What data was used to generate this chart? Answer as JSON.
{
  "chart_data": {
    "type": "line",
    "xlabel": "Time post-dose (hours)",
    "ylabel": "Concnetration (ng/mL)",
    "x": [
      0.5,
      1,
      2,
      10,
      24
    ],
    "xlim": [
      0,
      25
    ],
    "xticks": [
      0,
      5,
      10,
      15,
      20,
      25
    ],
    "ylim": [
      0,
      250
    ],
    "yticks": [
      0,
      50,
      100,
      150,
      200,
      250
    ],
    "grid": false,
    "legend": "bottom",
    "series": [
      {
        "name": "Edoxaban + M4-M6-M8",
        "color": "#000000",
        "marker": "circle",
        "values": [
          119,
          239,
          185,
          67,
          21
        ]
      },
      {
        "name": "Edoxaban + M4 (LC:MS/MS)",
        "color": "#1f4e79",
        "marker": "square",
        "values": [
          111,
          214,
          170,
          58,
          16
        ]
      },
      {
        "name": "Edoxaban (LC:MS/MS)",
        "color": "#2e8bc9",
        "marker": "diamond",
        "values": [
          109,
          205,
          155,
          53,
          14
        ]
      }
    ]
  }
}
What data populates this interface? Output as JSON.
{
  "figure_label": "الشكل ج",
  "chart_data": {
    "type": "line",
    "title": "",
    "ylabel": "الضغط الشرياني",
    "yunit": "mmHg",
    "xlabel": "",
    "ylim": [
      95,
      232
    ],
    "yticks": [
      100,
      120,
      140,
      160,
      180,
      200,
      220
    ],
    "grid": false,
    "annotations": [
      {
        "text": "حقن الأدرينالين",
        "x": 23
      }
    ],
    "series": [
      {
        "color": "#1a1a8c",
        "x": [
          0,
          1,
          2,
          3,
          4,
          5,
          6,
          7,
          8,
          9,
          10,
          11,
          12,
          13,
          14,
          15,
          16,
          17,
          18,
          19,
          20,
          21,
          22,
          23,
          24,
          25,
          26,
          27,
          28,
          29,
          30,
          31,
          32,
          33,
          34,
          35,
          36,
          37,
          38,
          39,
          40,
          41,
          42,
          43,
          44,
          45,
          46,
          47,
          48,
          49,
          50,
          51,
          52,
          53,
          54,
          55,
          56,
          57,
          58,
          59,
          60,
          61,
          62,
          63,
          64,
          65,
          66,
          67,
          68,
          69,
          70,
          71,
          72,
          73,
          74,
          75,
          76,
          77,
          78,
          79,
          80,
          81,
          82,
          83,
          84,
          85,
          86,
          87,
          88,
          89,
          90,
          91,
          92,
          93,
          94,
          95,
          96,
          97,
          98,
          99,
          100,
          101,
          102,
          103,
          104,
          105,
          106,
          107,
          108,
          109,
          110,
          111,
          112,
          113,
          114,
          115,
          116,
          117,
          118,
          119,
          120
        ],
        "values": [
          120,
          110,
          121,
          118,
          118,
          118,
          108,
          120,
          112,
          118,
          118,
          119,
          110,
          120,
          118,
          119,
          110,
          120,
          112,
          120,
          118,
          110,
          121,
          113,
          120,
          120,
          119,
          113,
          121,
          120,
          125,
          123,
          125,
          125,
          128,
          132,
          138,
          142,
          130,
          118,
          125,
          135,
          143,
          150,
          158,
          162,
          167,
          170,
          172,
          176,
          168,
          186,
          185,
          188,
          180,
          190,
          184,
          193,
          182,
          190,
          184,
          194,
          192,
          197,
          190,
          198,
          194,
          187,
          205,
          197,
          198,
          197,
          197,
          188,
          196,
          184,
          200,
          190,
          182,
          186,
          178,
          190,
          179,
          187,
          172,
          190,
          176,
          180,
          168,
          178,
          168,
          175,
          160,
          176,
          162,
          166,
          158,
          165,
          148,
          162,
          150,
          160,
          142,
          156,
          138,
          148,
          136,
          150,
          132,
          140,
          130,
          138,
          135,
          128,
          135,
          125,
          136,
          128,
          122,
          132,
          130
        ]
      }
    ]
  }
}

____________

— THE PROBLEM —
Extract each line holding the word "color" from the records.

— WRITTEN SOLUTION —
        "color": "#000000",
        "color": "#1f4e79",
        "color": "#2e8bc9",
        "color": "#1a1a8c",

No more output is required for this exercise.